● Data shown
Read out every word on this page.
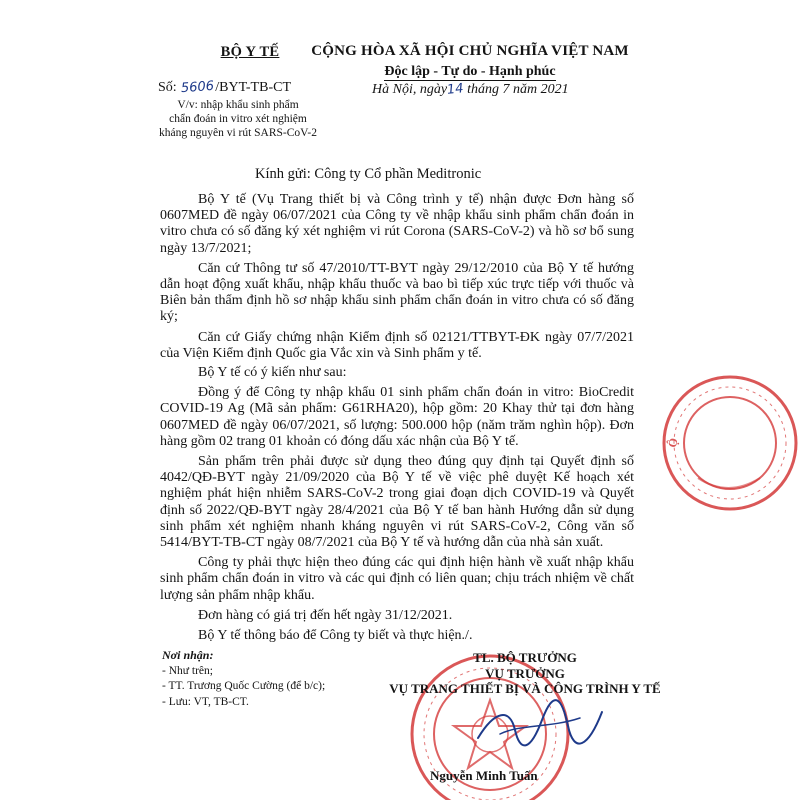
BỘ Y TẾ
Số: 5606/BYT-TB-CT
V/v: nhập khẩu sinh phẩm
chẩn đoán in vitro xét nghiệm
kháng nguyên vi rút SARS-CoV-2
CỘNG HÒA XÃ HỘI CHỦ NGHĨA VIỆT NAM
Độc lập - Tự do - Hạnh phúc
Hà Nội, ngày14 tháng 7 năm 2021
Kính gửi: Công ty Cổ phần Meditronic

Bộ Y tế (Vụ Trang thiết bị và Công trình y tế) nhận được Đơn hàng số 0607MED đề ngày 06/07/2021 của Công ty về nhập khẩu sinh phẩm chẩn đoán in vitro chưa có số đăng ký xét nghiệm vi rút Corona (SARS-CoV-2) và hồ sơ bổ sung ngày 13/7/2021;

Căn cứ Thông tư số 47/2010/TT-BYT ngày 29/12/2010 của Bộ Y tế hướng dẫn hoạt động xuất khẩu, nhập khẩu thuốc và bao bì tiếp xúc trực tiếp với thuốc và Biên bản thẩm định hồ sơ nhập khẩu sinh phẩm chẩn đoán in vitro chưa có số đăng ký;

Căn cứ Giấy chứng nhận Kiểm định số 02121/TTBYT-ĐK ngày 07/7/2021 của Viện Kiểm định Quốc gia Vắc xin và Sinh phẩm y tế.

Bộ Y tế có ý kiến như sau:

Đồng ý để Công ty nhập khẩu 01 sinh phẩm chẩn đoán in vitro: BioCredit COVID-19 Ag (Mã sản phẩm: G61RHA20), hộp gồm: 20 Khay thử tại đơn hàng 0607MED đề ngày 06/07/2021, số lượng: 500.000 hộp (năm trăm nghìn hộp). Đơn hàng gồm 02 trang 01 khoản có đóng dấu xác nhận của Bộ Y tế.

Sản phẩm trên phải được sử dụng theo đúng quy định tại Quyết định số 4042/QĐ-BYT ngày 21/09/2020 của Bộ Y tế về việc phê duyệt Kế hoạch xét nghiệm phát hiện nhiễm SARS-CoV-2 trong giai đoạn dịch COVID-19 và Quyết định số 2022/QĐ-BYT ngày 28/4/2021 của Bộ Y tế ban hành Hướng dẫn sử dụng sinh phẩm xét nghiệm nhanh kháng nguyên vi rút SARS-CoV-2, Công văn số 5414/BYT-TB-CT ngày 08/7/2021 của Bộ Y tế và hướng dẫn của nhà sản xuất.

Công ty phải thực hiện theo đúng các qui định hiện hành về xuất nhập khẩu sinh phẩm chẩn đoán in vitro và các qui định có liên quan; chịu trách nhiệm về chất lượng sản phẩm nhập khẩu.

Đơn hàng có giá trị đến hết ngày 31/12/2021.

Bộ Y tế thông báo để Công ty biết và thực hiện./.

Nơi nhận:
- Như trên;
- TT. Trương Quốc Cường (để b/c);
- Lưu: VT, TB-CT.
Ộ
TL. BỘ TRƯỞNG
VỤ TRƯỞNG
VỤ TRANG THIẾT BỊ VÀ CÔNG TRÌNH Y TẾ
Nguyễn Minh Tuấn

● The problem
Repeat the preceding records precisely, and leave every picture out of the copy.

● Result
Read out every word on this page.
BỘ Y TẾ
Số: 5606/BYT-TB-CT
V/v: nhập khẩu sinh phẩm
chẩn đoán in vitro xét nghiệm
kháng nguyên vi rút SARS-CoV-2
CỘNG HÒA XÃ HỘI CHỦ NGHĨA VIỆT NAM
Độc lập - Tự do - Hạnh phúc
Hà Nội, ngày14 tháng 7 năm 2021
Kính gửi: Công ty Cổ phần Meditronic

Bộ Y tế (Vụ Trang thiết bị và Công trình y tế) nhận được Đơn hàng số 0607MED đề ngày 06/07/2021 của Công ty về nhập khẩu sinh phẩm chẩn đoán in vitro chưa có số đăng ký xét nghiệm vi rút Corona (SARS-CoV-2) và hồ sơ bổ sung ngày 13/7/2021;

Căn cứ Thông tư số 47/2010/TT-BYT ngày 29/12/2010 của Bộ Y tế hướng dẫn hoạt động xuất khẩu, nhập khẩu thuốc và bao bì tiếp xúc trực tiếp với thuốc và Biên bản thẩm định hồ sơ nhập khẩu sinh phẩm chẩn đoán in vitro chưa có số đăng ký;

Căn cứ Giấy chứng nhận Kiểm định số 02121/TTBYT-ĐK ngày 07/7/2021 của Viện Kiểm định Quốc gia Vắc xin và Sinh phẩm y tế.

Bộ Y tế có ý kiến như sau:

Đồng ý để Công ty nhập khẩu 01 sinh phẩm chẩn đoán in vitro: BioCredit COVID-19 Ag (Mã sản phẩm: G61RHA20), hộp gồm: 20 Khay thử tại đơn hàng 0607MED đề ngày 06/07/2021, số lượng: 500.000 hộp (năm trăm nghìn hộp). Đơn hàng gồm 02 trang 01 khoản có đóng dấu xác nhận của Bộ Y tế.

Sản phẩm trên phải được sử dụng theo đúng quy định tại Quyết định số 4042/QĐ-BYT ngày 21/09/2020 của Bộ Y tế về việc phê duyệt Kế hoạch xét nghiệm phát hiện nhiễm SARS-CoV-2 trong giai đoạn dịch COVID-19 và Quyết định số 2022/QĐ-BYT ngày 28/4/2021 của Bộ Y tế ban hành Hướng dẫn sử dụng sinh phẩm xét nghiệm nhanh kháng nguyên vi rút SARS-CoV-2, Công văn số 5414/BYT-TB-CT ngày 08/7/2021 của Bộ Y tế và hướng dẫn của nhà sản xuất.

Công ty phải thực hiện theo đúng các qui định hiện hành về xuất nhập khẩu sinh phẩm chẩn đoán in vitro và các qui định có liên quan; chịu trách nhiệm về chất lượng sản phẩm nhập khẩu.

Đơn hàng có giá trị đến hết ngày 31/12/2021.

Bộ Y tế thông báo để Công ty biết và thực hiện./.

Nơi nhận:
- Như trên;
- TT. Trương Quốc Cường (để b/c);
- Lưu: VT, TB-CT.
Ộ
TL. BỘ TRƯỞNG
VỤ TRƯỞNG
VỤ TRANG THIẾT BỊ VÀ CÔNG TRÌNH Y TẾ
Nguyễn Minh Tuấn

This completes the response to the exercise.